(Exercise instructions): Set down every entry again word for word, please, but skip the pictures.
----------
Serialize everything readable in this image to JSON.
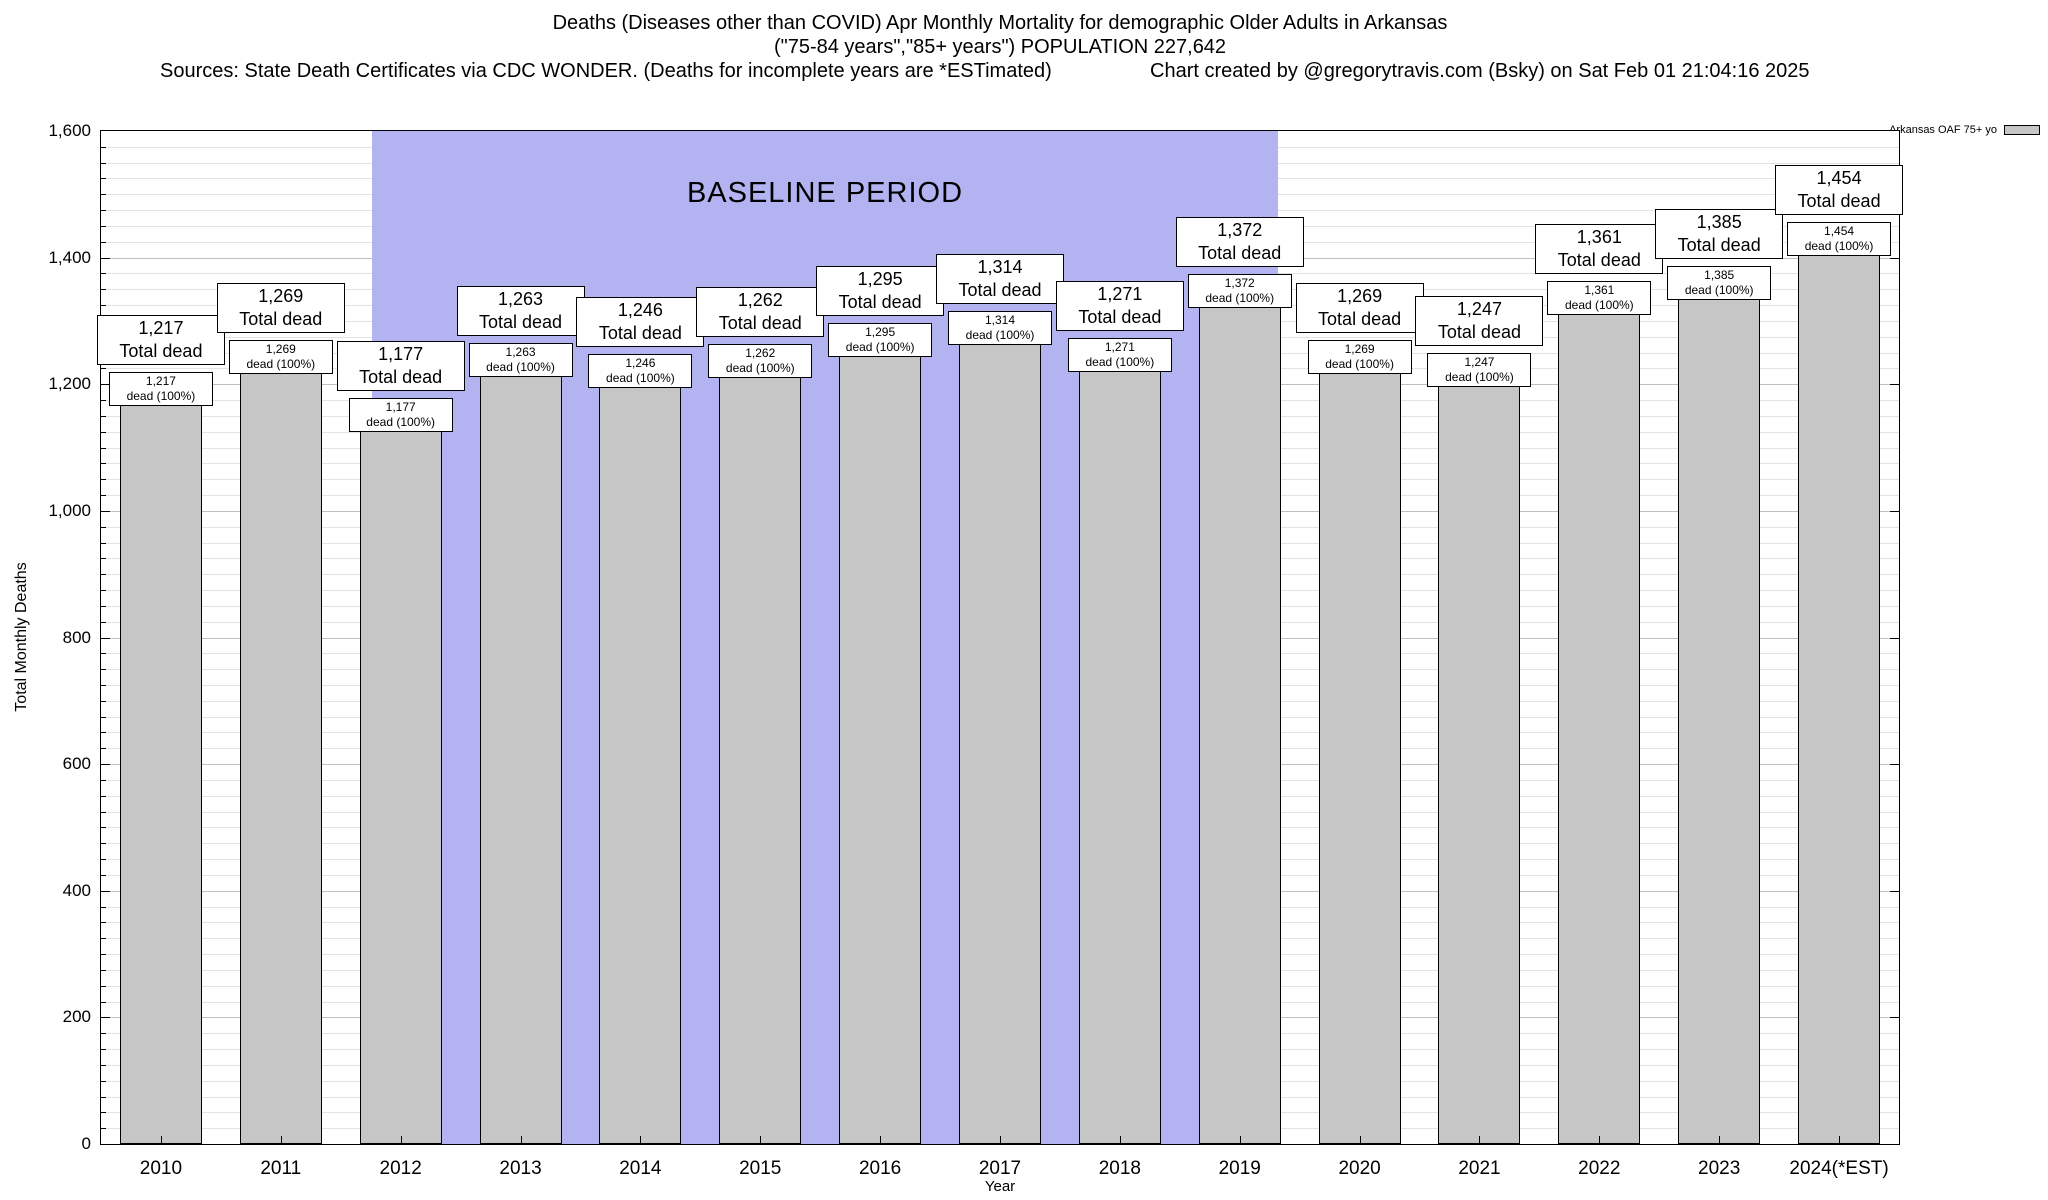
{
  "header": {
    "title_line1": "Deaths (Diseases other than COVID) Apr Monthly Mortality for demographic Older Adults in Arkansas",
    "title_line2": "(\"75-84 years\",\"85+ years\") POPULATION 227,642",
    "sources": "Sources: State Death Certificates via CDC WONDER. (Deaths for incomplete years are *ESTimated)",
    "credit": "Chart created by @gregorytravis.com (Bsky) on Sat Feb 01 21:04:16 2025"
  },
  "chart_data": {
    "type": "bar",
    "title": "Deaths (Diseases other than COVID) Apr Monthly Mortality for demographic Older Adults in Arkansas",
    "subtitle": "(\"75-84 years\",\"85+ years\") POPULATION 227,642",
    "xlabel": "Year",
    "ylabel": "Total Monthly Deaths",
    "ylim": [
      0,
      1600
    ],
    "ytick_interval": 200,
    "ytick_minor_interval": 25,
    "yticks": [
      "0",
      "200",
      "400",
      "600",
      "800",
      "1,000",
      "1,200",
      "1,400",
      "1,600"
    ],
    "grid": true,
    "legend_position": "top-right",
    "legend_label": "Arkansas OAF 75+ yo",
    "categories": [
      "2010",
      "2011",
      "2012",
      "2013",
      "2014",
      "2015",
      "2016",
      "2017",
      "2018",
      "2019",
      "2020",
      "2021",
      "2022",
      "2023",
      "2024(*EST)"
    ],
    "values": [
      1217,
      1269,
      1177,
      1263,
      1246,
      1262,
      1295,
      1314,
      1271,
      1372,
      1269,
      1247,
      1361,
      1385,
      1454
    ],
    "value_labels": [
      "1,217",
      "1,269",
      "1,177",
      "1,263",
      "1,246",
      "1,262",
      "1,295",
      "1,314",
      "1,271",
      "1,372",
      "1,269",
      "1,247",
      "1,361",
      "1,385",
      "1,454"
    ],
    "top_label_suffix": "Total dead",
    "inner_label_suffix": "dead (100%)",
    "bar_color": "#c6c6c6",
    "baseline": {
      "label": "BASELINE PERIOD",
      "from": "2012",
      "to": "2019",
      "color": "#b3b3f2"
    }
  }
}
----------
(Written answer):
Serialize everything readable in this image to JSON.
{
  "header": {
    "title_line1": "Deaths (Diseases other than COVID) Apr Monthly Mortality for demographic Older Adults in Arkansas",
    "title_line2": "(\"75-84 years\",\"85+ years\") POPULATION 227,642",
    "sources": "Sources: State Death Certificates via CDC WONDER. (Deaths for incomplete years are *ESTimated)",
    "credit": "Chart created by @gregorytravis.com (Bsky) on Sat Feb 01 21:04:16 2025"
  },
  "chart_data": {
    "type": "bar",
    "title": "Deaths (Diseases other than COVID) Apr Monthly Mortality for demographic Older Adults in Arkansas",
    "subtitle": "(\"75-84 years\",\"85+ years\") POPULATION 227,642",
    "xlabel": "Year",
    "ylabel": "Total Monthly Deaths",
    "ylim": [
      0,
      1600
    ],
    "ytick_interval": 200,
    "ytick_minor_interval": 25,
    "yticks": [
      "0",
      "200",
      "400",
      "600",
      "800",
      "1,000",
      "1,200",
      "1,400",
      "1,600"
    ],
    "grid": true,
    "legend_position": "top-right",
    "legend_label": "Arkansas OAF 75+ yo",
    "categories": [
      "2010",
      "2011",
      "2012",
      "2013",
      "2014",
      "2015",
      "2016",
      "2017",
      "2018",
      "2019",
      "2020",
      "2021",
      "2022",
      "2023",
      "2024(*EST)"
    ],
    "values": [
      1217,
      1269,
      1177,
      1263,
      1246,
      1262,
      1295,
      1314,
      1271,
      1372,
      1269,
      1247,
      1361,
      1385,
      1454
    ],
    "value_labels": [
      "1,217",
      "1,269",
      "1,177",
      "1,263",
      "1,246",
      "1,262",
      "1,295",
      "1,314",
      "1,271",
      "1,372",
      "1,269",
      "1,247",
      "1,361",
      "1,385",
      "1,454"
    ],
    "top_label_suffix": "Total dead",
    "inner_label_suffix": "dead (100%)",
    "bar_color": "#c6c6c6",
    "baseline": {
      "label": "BASELINE PERIOD",
      "from": "2012",
      "to": "2019",
      "color": "#b3b3f2"
    }
  }
}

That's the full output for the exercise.